[REQUIREMENTS]
Without including the pictures, copy out every line below.

[DATASET ROWS]
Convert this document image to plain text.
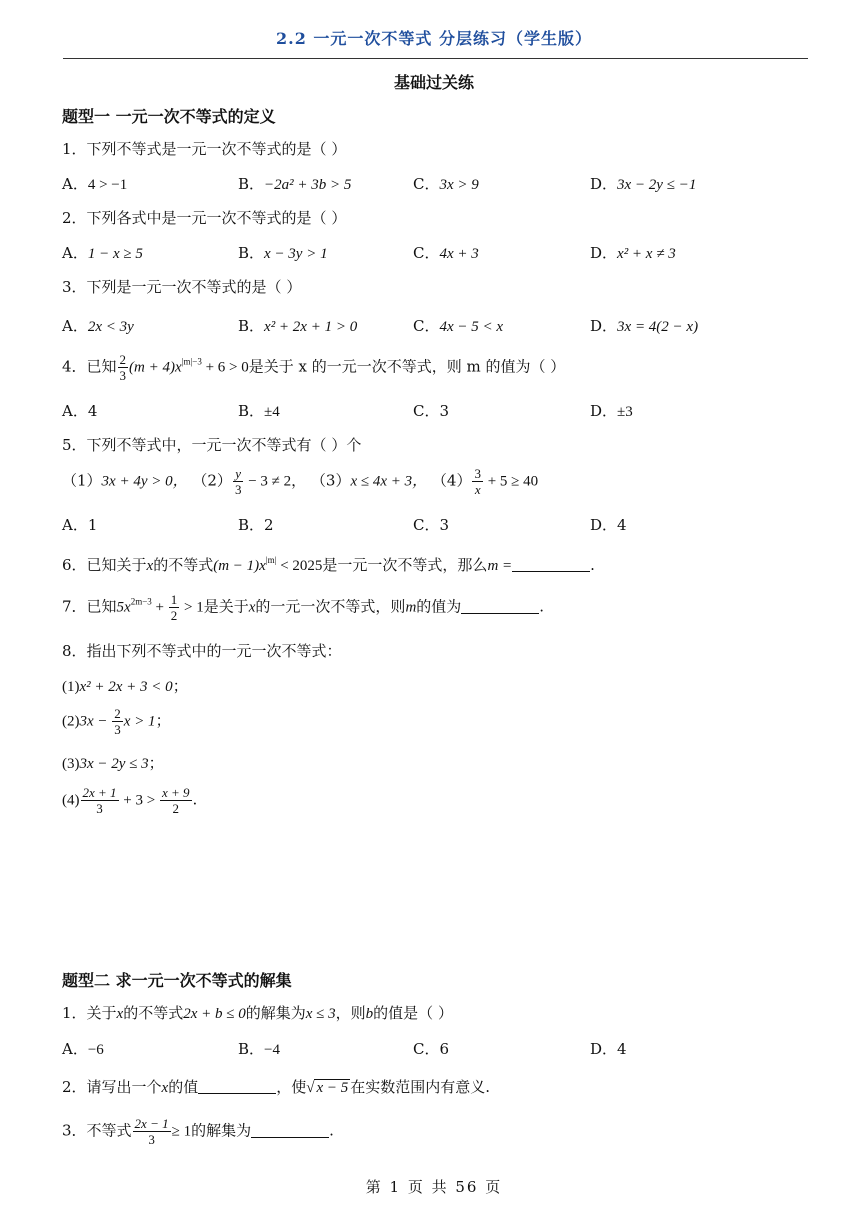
2.2 一元一次不等式 分层练习（学生版）
基础过关练
题型一 一元一次不等式的定义
1．下列不等式是一元一次不等式的是（ ）
A．4 > −1	B．−2a² + 3b > 5	C．3x > 9	D．3x − 2y ≤ −1
2．下列各式中是一元一次不等式的是（ ）
A．1 − x ≥ 5	B．x − 3y > 1	C．4x + 3	D．x² + x ≠ 3
3．下列是一元一次不等式的是（ ）
A．2x < 3y	B．x² + 2x + 1 > 0	C．4x − 5 < x	D．3x = 4(2 − x)
4．已知 $\frac{2}{3} (m + 4)x^{|m|-3} + 6 > 0$是关于 x 的一元一次不等式，则 m 的值为（ ）
A．4	B．±4	C．3	D．±3
5．下列不等式中，一元一次不等式有（ ）个
（1）3x + 4y > 0， $(2) \frac{y}{3} - 3 \ne 2$， （3）x ≤ 4x + 3， $(4) \frac{3}{x} + 5 \ge 40$
A．1	B．2	C．3	D．4
6．已知关于x的不等式$(m - 1)x^{|m|} < 2025$是一元一次不等式，那么m =	.
7．已知$5x^{2m-3} + \frac{1}{2} > 1$是关于x的一元一次不等式，则m的值为	.
8．指出下列不等式中的一元一次不等式：
(1)x² + 2x + 3 < 0；
$(2)3x - \frac{2}{3}$ x > 1；
(3)3x − 2y ≤ 3；
$(4) \frac{2x + 1}{3} + 3 > \frac{x + 9}{2}$ .
题型二 求一元一次不等式的解集
1．关于x的不等式2x + b ≤ 0的解集为x ≤ 3，则b的值是（ ）
A．−6	B．−4	C．6	D．4
2．请写出一个x的值	，使√ x − 5 在实数范围内有意义.
3．不等式 $\frac{2x - 1}{3} \ge 1$的解集为	.
第 1 页 共 56 页
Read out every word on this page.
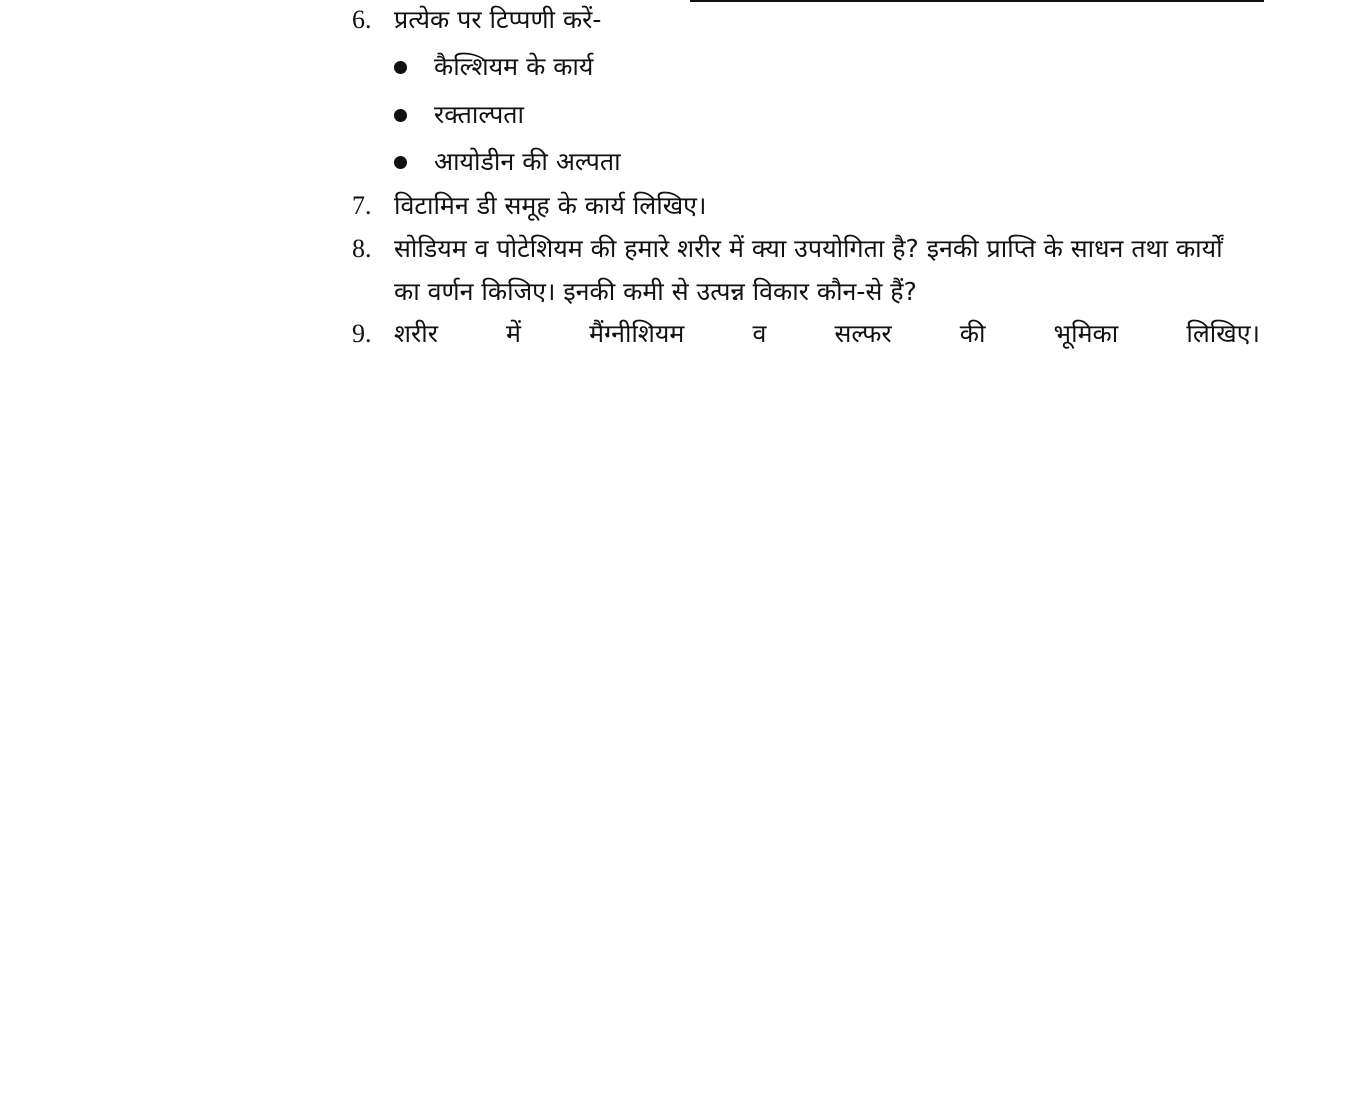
6. प्रत्येक पर टिप्पणी करें-
कैल्शियम के कार्य
रक्ताल्पता
आयोडीन की अल्पता
7. विटामिन डी समूह के कार्य लिखिए।
8. सोडियम व पोटेशियम की हमारे शरीर में क्या उपयोगिता है? इनकी प्राप्ति के साधन तथा कार्यों
का वर्णन किजिए। इनकी कमी से उत्पन्न विकार कौन-से हैं?
9. शरीर	में	मैंग्नीशियम	व	सल्फर	की	भूमिका	लिखिए।
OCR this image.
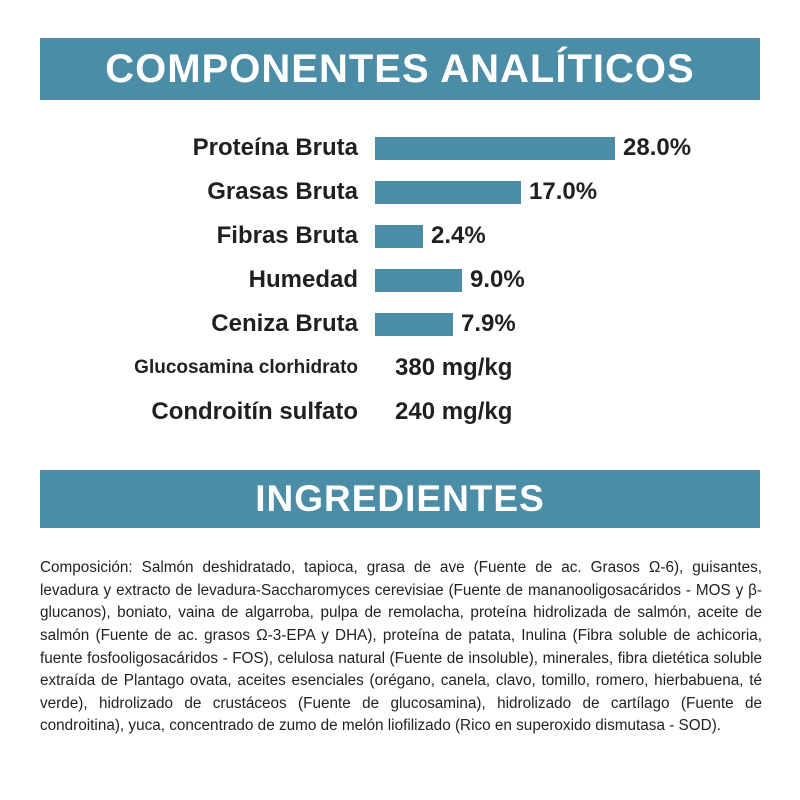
COMPONENTES ANALÍTICOS
Proteína Bruta	28.0%
Grasas Bruta	17.0%
Fibras Bruta	2.4%
Humedad	9.0%
Ceniza Bruta	7.9%
Glucosamina clorhidrato	380 mg/kg
Condroitín sulfato	240 mg/kg
INGREDIENTES

Composición: Salmón deshidratado, tapioca, grasa de ave (Fuente de ac. Grasos Ω-6), guisantes, levadura y extracto de levadura-Saccharomyces cerevisiae (Fuente de mananooligosacáridos - MOS y β-glucanos), boniato, vaina de algarroba, pulpa de remolacha, proteína hidrolizada de salmón, aceite de salmón (Fuente de ac. grasos Ω-3-EPA y DHA), proteína de patata, Inulina (Fibra soluble de achicoria, fuente fosfooligosacáridos - FOS), celulosa natural (Fuente de insoluble), minerales, fibra dietética soluble extraída de Plantago ovata, aceites esenciales (orégano, canela, clavo, tomillo, romero, hierbabuena, té verde), hidrolizado de crustáceos (Fuente de glucosamina), hidrolizado de cartílago (Fuente de condroitina), yuca, concentrado de zumo de melón liofilizado (Rico en superoxido dismutasa - SOD).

[TASK ANSWER]
Convert this document image to plain text.
2.2 一元一次不等式 分层练习（学生版）
基础过关练
题型一 一元一次不等式的定义
1．下列不等式是一元一次不等式的是（ ）
A．4 > −1	B．−2a² + 3b > 5	C．3x > 9	D．3x − 2y ≤ −1
2．下列各式中是一元一次不等式的是（ ）
A．1 − x ≥ 5	B．x − 3y > 1	C．4x + 3	D．x² + x ≠ 3
3．下列是一元一次不等式的是（ ）
A．2x < 3y	B．x² + 2x + 1 > 0	C．4x − 5 < x	D．3x = 4(2 − x)
4．已知 $\frac{2}{3} (m + 4)x^{|m|-3} + 6 > 0$是关于 x 的一元一次不等式，则 m 的值为（ ）
A．4	B．±4	C．3	D．±3
5．下列不等式中，一元一次不等式有（ ）个
（1）3x + 4y > 0， $(2) \frac{y}{3} - 3 \ne 2$， （3）x ≤ 4x + 3， $(4) \frac{3}{x} + 5 \ge 40$
A．1	B．2	C．3	D．4
6．已知关于x的不等式$(m - 1)x^{|m|} < 2025$是一元一次不等式，那么m =	.
7．已知$5x^{2m-3} + \frac{1}{2} > 1$是关于x的一元一次不等式，则m的值为	.
8．指出下列不等式中的一元一次不等式：
(1)x² + 2x + 3 < 0；
$(2)3x - \frac{2}{3}$ x > 1；
(3)3x − 2y ≤ 3；
$(4) \frac{2x + 1}{3} + 3 > \frac{x + 9}{2}$ .
题型二 求一元一次不等式的解集
1．关于x的不等式2x + b ≤ 0的解集为x ≤ 3，则b的值是（ ）
A．−6	B．−4	C．6	D．4
2．请写出一个x的值	，使√ x − 5 在实数范围内有意义.
3．不等式 $\frac{2x - 1}{3} \ge 1$的解集为	.
第 1 页 共 56 页
Read out every word on this page.
6. प्रत्येक पर टिप्पणी करें-
कैल्शियम के कार्य
रक्ताल्पता
आयोडीन की अल्पता
7. विटामिन डी समूह के कार्य लिखिए।
8. सोडियम व पोटेशियम की हमारे शरीर में क्या उपयोगिता है? इनकी प्राप्ति के साधन तथा कार्यों
का वर्णन किजिए। इनकी कमी से उत्पन्न विकार कौन-से हैं?
9. शरीर	में	मैंग्नीशियम	व	सल्फर	की	भूमिका	लिखिए।
OCR this image.
COMPONENTES ANALÍTICOS
Proteína Bruta	28.0%
Grasas Bruta	17.0%
Fibras Bruta	2.4%
Humedad	9.0%
Ceniza Bruta	7.9%
Glucosamina clorhidrato	380 mg/kg
Condroitín sulfato	240 mg/kg
INGREDIENTES

Composición: Salmón deshidratado, tapioca, grasa de ave (Fuente de ac. Grasos Ω-6), guisantes, levadura y extracto de levadura-Saccharomyces cerevisiae (Fuente de mananooligosacáridos - MOS y β-glucanos), boniato, vaina de algarroba, pulpa de remolacha, proteína hidrolizada de salmón, aceite de salmón (Fuente de ac. grasos Ω-3-EPA y DHA), proteína de patata, Inulina (Fibra soluble de achicoria, fuente fosfooligosacáridos - FOS), celulosa natural (Fuente de insoluble), minerales, fibra dietética soluble extraída de Plantago ovata, aceites esenciales (orégano, canela, clavo, tomillo, romero, hierbabuena, té verde), hidrolizado de crustáceos (Fuente de glucosamina), hidrolizado de cartílago (Fuente de condroitina), yuca, concentrado de zumo de melón liofilizado (Rico en superoxido dismutasa - SOD).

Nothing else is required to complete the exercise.